#### [GOAL]
Check each line of the entries below for the string "CAVITY" and state how many lines have it, with no other text.

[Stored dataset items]
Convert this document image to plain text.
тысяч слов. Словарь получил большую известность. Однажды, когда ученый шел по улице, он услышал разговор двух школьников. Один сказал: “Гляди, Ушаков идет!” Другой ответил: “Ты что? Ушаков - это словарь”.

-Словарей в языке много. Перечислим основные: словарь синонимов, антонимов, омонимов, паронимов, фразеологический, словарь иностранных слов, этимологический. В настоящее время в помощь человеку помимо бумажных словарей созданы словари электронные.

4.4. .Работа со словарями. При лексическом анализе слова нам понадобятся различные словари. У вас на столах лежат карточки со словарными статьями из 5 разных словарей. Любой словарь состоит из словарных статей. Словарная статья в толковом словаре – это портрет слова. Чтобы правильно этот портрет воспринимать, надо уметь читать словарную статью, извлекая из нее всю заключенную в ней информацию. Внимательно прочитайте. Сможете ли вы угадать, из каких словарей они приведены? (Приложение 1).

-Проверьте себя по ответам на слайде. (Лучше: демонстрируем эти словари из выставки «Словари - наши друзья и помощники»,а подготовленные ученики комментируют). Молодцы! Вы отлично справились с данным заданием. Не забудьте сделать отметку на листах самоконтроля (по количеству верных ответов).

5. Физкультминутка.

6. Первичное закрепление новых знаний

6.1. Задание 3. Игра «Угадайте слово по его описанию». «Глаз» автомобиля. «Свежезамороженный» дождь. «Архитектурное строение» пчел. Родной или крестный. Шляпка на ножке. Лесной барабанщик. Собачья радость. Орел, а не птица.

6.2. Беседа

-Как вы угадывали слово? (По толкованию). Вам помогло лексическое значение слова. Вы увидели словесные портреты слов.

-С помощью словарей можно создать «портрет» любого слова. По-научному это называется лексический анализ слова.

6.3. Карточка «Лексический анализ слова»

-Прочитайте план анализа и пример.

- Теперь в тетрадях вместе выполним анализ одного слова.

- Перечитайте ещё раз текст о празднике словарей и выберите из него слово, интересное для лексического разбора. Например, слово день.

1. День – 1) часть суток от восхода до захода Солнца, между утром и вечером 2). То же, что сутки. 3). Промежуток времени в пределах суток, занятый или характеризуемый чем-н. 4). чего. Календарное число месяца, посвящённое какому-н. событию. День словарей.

...

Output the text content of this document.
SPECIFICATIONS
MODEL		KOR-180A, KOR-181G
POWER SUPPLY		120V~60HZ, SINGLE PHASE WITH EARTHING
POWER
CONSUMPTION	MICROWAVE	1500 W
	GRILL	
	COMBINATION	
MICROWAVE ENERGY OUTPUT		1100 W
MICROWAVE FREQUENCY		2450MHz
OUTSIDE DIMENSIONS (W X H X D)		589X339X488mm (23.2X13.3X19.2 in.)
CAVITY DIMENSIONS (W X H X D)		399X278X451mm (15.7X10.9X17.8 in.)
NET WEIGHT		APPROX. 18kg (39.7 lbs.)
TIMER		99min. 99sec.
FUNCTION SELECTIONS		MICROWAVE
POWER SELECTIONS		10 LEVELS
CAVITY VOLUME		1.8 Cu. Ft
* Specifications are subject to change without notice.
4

#### [IN RESPONSE]
2